▶ Exercise:
Reproduce the following lines exactly as they appear.

[Part of a data file]
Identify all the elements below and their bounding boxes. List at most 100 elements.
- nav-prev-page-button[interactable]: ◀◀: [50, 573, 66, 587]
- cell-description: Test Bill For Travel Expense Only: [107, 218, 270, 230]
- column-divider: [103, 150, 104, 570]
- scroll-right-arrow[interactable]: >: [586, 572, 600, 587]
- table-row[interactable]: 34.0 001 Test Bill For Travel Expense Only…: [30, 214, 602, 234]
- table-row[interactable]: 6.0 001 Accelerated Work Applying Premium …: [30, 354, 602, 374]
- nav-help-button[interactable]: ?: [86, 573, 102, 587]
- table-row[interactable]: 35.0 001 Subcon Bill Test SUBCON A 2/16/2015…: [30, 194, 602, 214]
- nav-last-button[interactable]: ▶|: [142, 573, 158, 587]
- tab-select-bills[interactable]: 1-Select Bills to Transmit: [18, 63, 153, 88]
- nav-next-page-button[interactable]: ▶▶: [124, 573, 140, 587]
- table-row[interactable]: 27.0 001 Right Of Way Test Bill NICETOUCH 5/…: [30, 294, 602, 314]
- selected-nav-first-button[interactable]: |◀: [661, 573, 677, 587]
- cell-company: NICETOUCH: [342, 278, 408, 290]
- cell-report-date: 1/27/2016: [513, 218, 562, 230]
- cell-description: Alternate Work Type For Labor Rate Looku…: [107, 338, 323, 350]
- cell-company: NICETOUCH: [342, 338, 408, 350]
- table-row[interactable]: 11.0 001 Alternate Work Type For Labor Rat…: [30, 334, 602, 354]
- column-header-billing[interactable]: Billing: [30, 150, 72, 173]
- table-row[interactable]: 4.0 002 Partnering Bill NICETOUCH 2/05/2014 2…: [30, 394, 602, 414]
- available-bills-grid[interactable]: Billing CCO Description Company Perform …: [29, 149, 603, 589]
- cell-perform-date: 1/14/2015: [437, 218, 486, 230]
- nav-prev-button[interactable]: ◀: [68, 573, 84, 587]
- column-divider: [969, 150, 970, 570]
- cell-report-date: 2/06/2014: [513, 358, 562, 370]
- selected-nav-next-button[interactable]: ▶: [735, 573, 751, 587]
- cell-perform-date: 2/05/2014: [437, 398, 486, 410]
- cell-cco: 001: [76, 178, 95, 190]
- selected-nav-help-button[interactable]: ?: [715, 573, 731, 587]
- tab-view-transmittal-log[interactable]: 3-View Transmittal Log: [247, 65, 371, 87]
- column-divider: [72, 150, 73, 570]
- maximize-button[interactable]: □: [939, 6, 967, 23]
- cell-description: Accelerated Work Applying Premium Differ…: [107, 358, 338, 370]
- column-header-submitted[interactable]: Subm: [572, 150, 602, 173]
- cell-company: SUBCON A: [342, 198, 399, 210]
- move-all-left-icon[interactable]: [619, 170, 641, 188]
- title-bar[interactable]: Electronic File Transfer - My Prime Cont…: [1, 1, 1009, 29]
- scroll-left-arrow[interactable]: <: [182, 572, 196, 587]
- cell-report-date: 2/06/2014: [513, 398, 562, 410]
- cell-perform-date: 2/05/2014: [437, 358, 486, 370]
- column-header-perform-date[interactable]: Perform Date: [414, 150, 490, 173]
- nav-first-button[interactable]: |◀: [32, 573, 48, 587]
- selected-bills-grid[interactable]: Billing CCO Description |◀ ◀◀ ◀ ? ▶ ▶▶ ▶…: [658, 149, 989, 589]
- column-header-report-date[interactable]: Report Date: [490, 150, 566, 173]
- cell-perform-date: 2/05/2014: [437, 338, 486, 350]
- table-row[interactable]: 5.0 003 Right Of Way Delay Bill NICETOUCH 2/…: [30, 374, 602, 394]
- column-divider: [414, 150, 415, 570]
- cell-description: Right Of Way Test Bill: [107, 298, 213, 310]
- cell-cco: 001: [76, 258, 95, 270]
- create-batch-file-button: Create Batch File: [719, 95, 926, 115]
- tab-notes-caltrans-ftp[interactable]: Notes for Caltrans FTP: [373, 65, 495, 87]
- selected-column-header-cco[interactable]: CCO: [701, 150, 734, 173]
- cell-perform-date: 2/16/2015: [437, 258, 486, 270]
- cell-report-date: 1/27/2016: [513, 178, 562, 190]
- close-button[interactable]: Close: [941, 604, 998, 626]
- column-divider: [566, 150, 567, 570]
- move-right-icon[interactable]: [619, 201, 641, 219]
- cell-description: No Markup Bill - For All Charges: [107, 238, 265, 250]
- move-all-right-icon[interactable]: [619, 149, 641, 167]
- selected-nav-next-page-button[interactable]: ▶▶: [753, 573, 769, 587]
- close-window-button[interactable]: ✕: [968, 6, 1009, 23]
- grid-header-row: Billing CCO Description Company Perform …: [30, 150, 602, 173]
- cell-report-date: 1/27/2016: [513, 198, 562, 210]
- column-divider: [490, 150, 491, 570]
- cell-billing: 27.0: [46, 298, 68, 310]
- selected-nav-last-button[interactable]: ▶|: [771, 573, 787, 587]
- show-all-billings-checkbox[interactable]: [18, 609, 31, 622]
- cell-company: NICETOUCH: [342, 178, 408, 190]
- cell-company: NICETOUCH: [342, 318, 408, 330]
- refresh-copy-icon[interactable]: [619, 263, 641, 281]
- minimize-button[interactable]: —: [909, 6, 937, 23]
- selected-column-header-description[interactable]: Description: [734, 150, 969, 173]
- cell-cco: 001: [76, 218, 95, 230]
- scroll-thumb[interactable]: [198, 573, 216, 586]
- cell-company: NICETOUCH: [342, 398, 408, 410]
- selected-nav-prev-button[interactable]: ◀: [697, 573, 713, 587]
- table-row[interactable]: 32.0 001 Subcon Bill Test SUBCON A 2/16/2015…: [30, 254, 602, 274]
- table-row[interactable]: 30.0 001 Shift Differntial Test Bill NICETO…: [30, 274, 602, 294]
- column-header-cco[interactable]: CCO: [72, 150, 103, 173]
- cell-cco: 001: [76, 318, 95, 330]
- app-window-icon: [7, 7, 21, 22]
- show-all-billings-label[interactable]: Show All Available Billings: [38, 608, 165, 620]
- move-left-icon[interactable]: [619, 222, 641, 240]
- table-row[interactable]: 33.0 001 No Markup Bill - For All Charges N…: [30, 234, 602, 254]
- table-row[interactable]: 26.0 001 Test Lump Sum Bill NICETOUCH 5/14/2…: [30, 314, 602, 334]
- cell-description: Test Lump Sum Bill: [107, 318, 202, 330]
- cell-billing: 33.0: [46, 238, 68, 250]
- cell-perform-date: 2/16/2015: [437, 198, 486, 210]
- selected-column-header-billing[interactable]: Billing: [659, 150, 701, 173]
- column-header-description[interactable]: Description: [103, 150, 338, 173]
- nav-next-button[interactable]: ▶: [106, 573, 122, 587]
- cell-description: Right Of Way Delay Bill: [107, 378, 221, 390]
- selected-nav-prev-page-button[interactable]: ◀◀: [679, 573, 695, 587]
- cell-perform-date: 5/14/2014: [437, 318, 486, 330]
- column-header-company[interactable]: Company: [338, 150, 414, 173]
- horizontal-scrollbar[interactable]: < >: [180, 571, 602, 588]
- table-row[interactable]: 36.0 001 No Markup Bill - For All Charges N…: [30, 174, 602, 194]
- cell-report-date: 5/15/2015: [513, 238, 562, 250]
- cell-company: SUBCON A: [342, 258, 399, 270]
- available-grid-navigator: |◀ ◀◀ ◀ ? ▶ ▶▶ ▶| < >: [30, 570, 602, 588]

▶ Written answer:
Identify all the elements below and their bounding boxes. List at most 100 elements.
- nav-prev-page-button[interactable]: ◀◀: [50, 573, 66, 587]
- cell-description: Test Bill For Travel Expense Only: [107, 218, 270, 230]
- column-divider: [103, 150, 104, 570]
- scroll-right-arrow[interactable]: >: [586, 572, 600, 587]
- table-row[interactable]: 34.0 001 Test Bill For Travel Expense Only…: [30, 214, 602, 234]
- table-row[interactable]: 6.0 001 Accelerated Work Applying Premium …: [30, 354, 602, 374]
- nav-help-button[interactable]: ?: [86, 573, 102, 587]
- table-row[interactable]: 35.0 001 Subcon Bill Test SUBCON A 2/16/2015…: [30, 194, 602, 214]
- nav-last-button[interactable]: ▶|: [142, 573, 158, 587]
- tab-select-bills[interactable]: 1-Select Bills to Transmit: [18, 63, 153, 88]
- nav-next-page-button[interactable]: ▶▶: [124, 573, 140, 587]
- table-row[interactable]: 27.0 001 Right Of Way Test Bill NICETOUCH 5/…: [30, 294, 602, 314]
- selected-nav-first-button[interactable]: |◀: [661, 573, 677, 587]
- cell-company: NICETOUCH: [342, 278, 408, 290]
- cell-report-date: 1/27/2016: [513, 218, 562, 230]
- cell-description: Alternate Work Type For Labor Rate Looku…: [107, 338, 323, 350]
- cell-company: NICETOUCH: [342, 338, 408, 350]
- table-row[interactable]: 11.0 001 Alternate Work Type For Labor Rat…: [30, 334, 602, 354]
- column-header-billing[interactable]: Billing: [30, 150, 72, 173]
- table-row[interactable]: 4.0 002 Partnering Bill NICETOUCH 2/05/2014 2…: [30, 394, 602, 414]
- available-bills-grid[interactable]: Billing CCO Description Company Perform …: [29, 149, 603, 589]
- cell-perform-date: 1/14/2015: [437, 218, 486, 230]
- nav-prev-button[interactable]: ◀: [68, 573, 84, 587]
- column-divider: [969, 150, 970, 570]
- cell-report-date: 2/06/2014: [513, 358, 562, 370]
- selected-nav-next-button[interactable]: ▶: [735, 573, 751, 587]
- cell-perform-date: 2/05/2014: [437, 398, 486, 410]
- cell-cco: 001: [76, 178, 95, 190]
- selected-nav-help-button[interactable]: ?: [715, 573, 731, 587]
- tab-view-transmittal-log[interactable]: 3-View Transmittal Log: [247, 65, 371, 87]
- column-divider: [72, 150, 73, 570]
- maximize-button[interactable]: □: [939, 6, 967, 23]
- cell-description: Accelerated Work Applying Premium Differ…: [107, 358, 338, 370]
- column-header-submitted[interactable]: Subm: [572, 150, 602, 173]
- cell-company: SUBCON A: [342, 198, 399, 210]
- move-all-left-icon[interactable]: [619, 170, 641, 188]
- title-bar[interactable]: Electronic File Transfer - My Prime Cont…: [1, 1, 1009, 29]
- scroll-left-arrow[interactable]: <: [182, 572, 196, 587]
- cell-report-date: 2/06/2014: [513, 398, 562, 410]
- cell-perform-date: 2/05/2014: [437, 358, 486, 370]
- column-header-perform-date[interactable]: Perform Date: [414, 150, 490, 173]
- nav-first-button[interactable]: |◀: [32, 573, 48, 587]
- selected-bills-grid[interactable]: Billing CCO Description |◀ ◀◀ ◀ ? ▶ ▶▶ ▶…: [658, 149, 989, 589]
- column-header-report-date[interactable]: Report Date: [490, 150, 566, 173]
- cell-perform-date: 2/05/2014: [437, 338, 486, 350]
- table-row[interactable]: 5.0 003 Right Of Way Delay Bill NICETOUCH 2/…: [30, 374, 602, 394]
- column-divider: [414, 150, 415, 570]
- cell-description: Right Of Way Test Bill: [107, 298, 213, 310]
- cell-cco: 001: [76, 258, 95, 270]
- create-batch-file-button: Create Batch File: [719, 95, 926, 115]
- tab-notes-caltrans-ftp[interactable]: Notes for Caltrans FTP: [373, 65, 495, 87]
- selected-column-header-cco[interactable]: CCO: [701, 150, 734, 173]
- cell-perform-date: 2/16/2015: [437, 258, 486, 270]
- cell-report-date: 1/27/2016: [513, 178, 562, 190]
- close-button[interactable]: Close: [941, 604, 998, 626]
- column-divider: [566, 150, 567, 570]
- move-right-icon[interactable]: [619, 201, 641, 219]
- cell-description: No Markup Bill - For All Charges: [107, 238, 265, 250]
- move-all-right-icon[interactable]: [619, 149, 641, 167]
- selected-nav-next-page-button[interactable]: ▶▶: [753, 573, 769, 587]
- close-window-button[interactable]: ✕: [968, 6, 1009, 23]
- grid-header-row: Billing CCO Description Company Perform …: [30, 150, 602, 173]
- cell-report-date: 1/27/2016: [513, 198, 562, 210]
- column-divider: [490, 150, 491, 570]
- cell-billing: 27.0: [46, 298, 68, 310]
- selected-nav-last-button[interactable]: ▶|: [771, 573, 787, 587]
- show-all-billings-checkbox[interactable]: [18, 609, 31, 622]
- cell-company: NICETOUCH: [342, 178, 408, 190]
- cell-company: NICETOUCH: [342, 318, 408, 330]
- refresh-copy-icon[interactable]: [619, 263, 641, 281]
- minimize-button[interactable]: —: [909, 6, 937, 23]
- selected-column-header-description[interactable]: Description: [734, 150, 969, 173]
- cell-cco: 001: [76, 218, 95, 230]
- scroll-thumb[interactable]: [198, 573, 216, 586]
- cell-company: NICETOUCH: [342, 398, 408, 410]
- selected-nav-prev-button[interactable]: ◀: [697, 573, 713, 587]
- table-row[interactable]: 32.0 001 Subcon Bill Test SUBCON A 2/16/2015…: [30, 254, 602, 274]
- table-row[interactable]: 30.0 001 Shift Differntial Test Bill NICETO…: [30, 274, 602, 294]
- column-header-cco[interactable]: CCO: [72, 150, 103, 173]
- cell-cco: 001: [76, 318, 95, 330]
- app-window-icon: [7, 7, 21, 22]
- show-all-billings-label[interactable]: Show All Available Billings: [38, 608, 165, 620]
- move-left-icon[interactable]: [619, 222, 641, 240]
- table-row[interactable]: 33.0 001 No Markup Bill - For All Charges N…: [30, 234, 602, 254]
- table-row[interactable]: 26.0 001 Test Lump Sum Bill NICETOUCH 5/14/2…: [30, 314, 602, 334]
- cell-description: Test Lump Sum Bill: [107, 318, 202, 330]
- cell-billing: 33.0: [46, 238, 68, 250]
- cell-perform-date: 2/16/2015: [437, 198, 486, 210]
- selected-column-header-billing[interactable]: Billing: [659, 150, 701, 173]
- column-header-description[interactable]: Description: [103, 150, 338, 173]
- nav-next-button[interactable]: ▶: [106, 573, 122, 587]
- cell-description: Right Of Way Delay Bill: [107, 378, 221, 390]
- selected-nav-prev-page-button[interactable]: ◀◀: [679, 573, 695, 587]
- cell-perform-date: 5/14/2014: [437, 318, 486, 330]
- column-header-company[interactable]: Company: [338, 150, 414, 173]
- horizontal-scrollbar[interactable]: < >: [180, 571, 602, 588]
- table-row[interactable]: 36.0 001 No Markup Bill - For All Charges N…: [30, 174, 602, 194]
- cell-report-date: 5/15/2015: [513, 238, 562, 250]
- cell-company: SUBCON A: [342, 258, 399, 270]
- available-grid-navigator: |◀ ◀◀ ◀ ? ▶ ▶▶ ▶| < >: [30, 570, 602, 588]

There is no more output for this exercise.